▸ LIST OF TASKS
• a. In the passage on the ECHR and the EU, where does the Court of Justice of the European Union sit?
• b. Pick up the passage on the ECHR and the EU after its last sentence and continue it.

▸ QUOTED TEXT
<<<<
Theresa May recently raised the option of the UK staying within the EU, but leaving the European Convention on Human Rights (ECHR). Her intervention marked an important shift in the EU referendum debate and highlights the often misunderstood distinction between two separate organisations, the Council of Europe and the European Union.
The ECHR is an instrument of the Council of Europe, which has 47 member states, including the UK and Russia. The ECHR is enforced by the European Court of Human Rights in Strasbourg, and is completely separate to the EU. On the other hand, the EU has its own human rights treaty, the Charter of Fundamental Rights. The EU has 28 member states, including the UK (but not states outside of the EU like Russia). The Court of Justice of the European Union, which sits in Luxembourg, is responsible for overseeing compliance with the EU Charter as part of its remit to oversee compliance with EU law.
>>>>
▸ DATASET EXTRACT
<<<<
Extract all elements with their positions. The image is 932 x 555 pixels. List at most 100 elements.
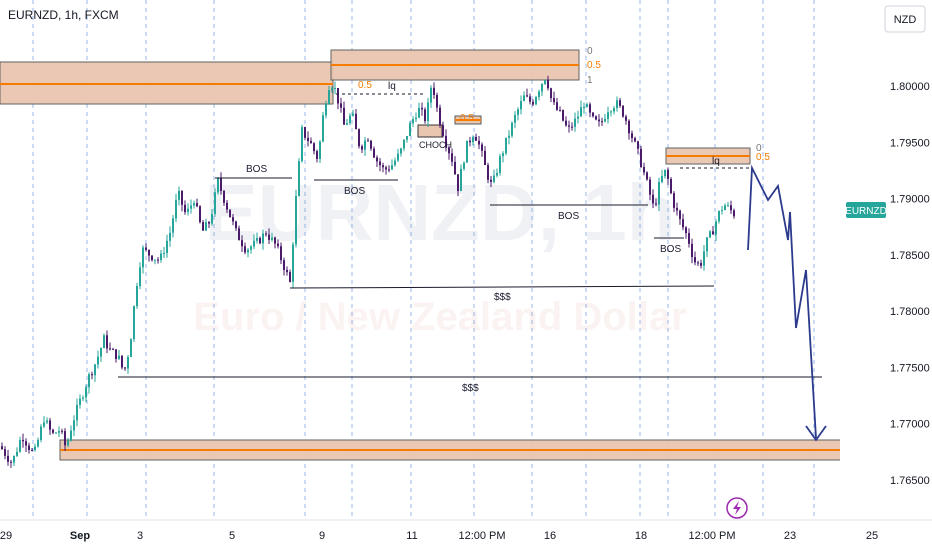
candle-body-162 — [487, 164, 489, 180]
candle-body-243 — [730, 205, 732, 211]
candle-body-235 — [706, 237, 708, 252]
candle-body-64 — [193, 203, 195, 206]
candle-body-51 — [154, 259, 156, 261]
candle-body-66 — [199, 206, 201, 223]
candle-body-148 — [445, 135, 447, 148]
candle-body-71 — [214, 192, 216, 214]
candle-body-105 — [316, 151, 318, 159]
candle-body-22 — [67, 440, 69, 446]
candle-body-18 — [55, 432, 57, 434]
candle-body-231 — [694, 257, 696, 263]
candle-body-134 — [403, 139, 405, 149]
candle-body-72 — [217, 178, 219, 193]
candle-body-122 — [367, 140, 369, 142]
candle-body-62 — [187, 208, 189, 213]
candle-body-216 — [649, 179, 651, 195]
projection-arrowhead — [805, 425, 827, 442]
bos-label-4: BOS — [660, 244, 681, 255]
candle-body-91 — [274, 237, 276, 244]
candle-body-244 — [733, 210, 735, 217]
lq-label-left: lq — [388, 81, 396, 92]
candle-body-182 — [547, 79, 549, 89]
candle-body-233 — [700, 262, 702, 266]
candle-body-237 — [712, 231, 714, 235]
candle-body-194 — [583, 106, 585, 108]
price-axis[interactable]: 1.80000 1.79500 1.79000 1.78500 1.78000 1.775… — [890, 81, 930, 487]
candle-body-196 — [589, 104, 591, 113]
time-tick-6: 12:00 PM — [458, 530, 505, 542]
candle-body-58 — [175, 199, 177, 219]
candle-body-193 — [580, 107, 582, 117]
candle-body-189 — [568, 125, 570, 127]
candle-body-230 — [691, 243, 693, 258]
projection-path — [747, 164, 827, 442]
candle-body-30 — [91, 374, 93, 376]
candle-body-183 — [550, 88, 552, 99]
candle-body-106 — [319, 141, 321, 159]
watermark: EURNZD, 1h Euro / New Zealand Dollar — [193, 168, 686, 339]
current-price-badge-label: EURNZD — [845, 206, 887, 217]
candle-body-41 — [124, 367, 126, 369]
candle-body-197 — [592, 112, 594, 117]
candle-body-81 — [244, 246, 246, 253]
candle-body-186 — [559, 109, 561, 111]
candle-body-80 — [241, 240, 243, 247]
candle-body-225 — [676, 207, 678, 211]
candle-body-82 — [247, 249, 249, 253]
candle-body-151 — [454, 161, 456, 175]
candle-body-239 — [718, 210, 720, 222]
candle-body-70 — [211, 213, 213, 224]
candle-body-143 — [430, 87, 432, 103]
candle-body-111 — [334, 88, 336, 90]
watermark-ticker: EURNZD, 1h — [204, 168, 675, 257]
fib-left-05: 0.5 — [358, 80, 372, 91]
candle-body-77 — [232, 217, 234, 222]
candle-body-59 — [178, 190, 180, 200]
time-tick-2: 3 — [137, 530, 143, 542]
candle-body-45 — [136, 286, 138, 307]
price-axis-panel — [840, 0, 932, 520]
price-tick-4: 1.78000 — [890, 306, 930, 318]
candle-body-221 — [664, 169, 666, 177]
currency-selector[interactable]: NZD — [884, 5, 926, 33]
candle-body-149 — [448, 147, 450, 154]
candle-body-140 — [421, 107, 423, 110]
candle-body-60 — [181, 190, 183, 205]
candle-body-107 — [322, 115, 324, 142]
candle-body-5 — [16, 451, 18, 456]
candle-body-40 — [121, 355, 123, 368]
currency-label[interactable]: NZD — [894, 14, 917, 26]
candle-body-165 — [496, 173, 498, 176]
candle-body-48 — [145, 247, 147, 250]
candle-body-138 — [415, 117, 417, 120]
candle-body-49 — [148, 249, 150, 256]
candle-body-69 — [208, 222, 210, 224]
choch-label: CHOCH — [419, 140, 452, 150]
candle-body-21 — [64, 431, 66, 446]
candle-body-47 — [142, 247, 144, 268]
replay-lightning-icon[interactable] — [726, 497, 748, 519]
candle-body-61 — [184, 204, 186, 213]
candle-body-35 — [106, 335, 108, 349]
sss-line-1 — [289, 285, 715, 289]
candle-body-167 — [502, 153, 504, 157]
candle-body-124 — [373, 148, 375, 158]
symbol-header[interactable]: EURNZD, 1h, FXCM — [8, 8, 119, 22]
candle-body-56 — [169, 232, 171, 241]
candle-body-9 — [28, 445, 30, 450]
candle-body-53 — [160, 253, 162, 260]
time-tick-3: 5 — [229, 530, 235, 542]
time-axis[interactable]: 29 Sep 3 5 9 11 12:00 PM 16 18 12:00 PM 23 25 — [0, 530, 878, 542]
candle-body-117 — [352, 113, 354, 116]
candle-body-88 — [265, 233, 267, 235]
candle-body-160 — [481, 144, 483, 151]
candle-body-229 — [688, 233, 690, 244]
candle-body-192 — [577, 116, 579, 119]
candle-body-188 — [565, 120, 567, 126]
candle-body-191 — [574, 118, 576, 127]
candle-body-73 — [220, 178, 222, 191]
candle-body-68 — [205, 222, 207, 231]
time-tick-8: 18 — [635, 530, 647, 542]
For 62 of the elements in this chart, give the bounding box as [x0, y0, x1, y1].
>>>>
▸ TASK-BY-TASK OUTPUTS
• a. Luxembourg

• b.
Of course, it is membership of the European Union, not the Council of Europe and the ECHR, which is subject to the referendum on 23 June. But the government has separately committed itself to the possible repeal of the Human Rights Act 1998 (HRA), which partially incorporates the ECHR into domestic law, with the aim of replacing it with a British Bill of Rights. This commitment had somewhat mellowed in recent months with the EU referendum coming to the fore, but May’s intervention has firmly placed the proposals back on the agenda.
This slightly confusing situation, in which two proposals for constitutional change now exist in tandem, can nevertheless be reduced down to four possible scenarios. The discussion below considers each of these scenarios and assesses their potential implications for UK citizens.
- Staying in the EU and keeping the Human Rights Act
The first scenario could be regarded as the ‘status quo’ option of the UK voting to stay in the EU and maintaining the Human Rights Act. Even if this were to occur, however, there would likely still be incremental adjustments in the way human rights are enjoyed because both frameworks and the way they are interpreted are in constant flux.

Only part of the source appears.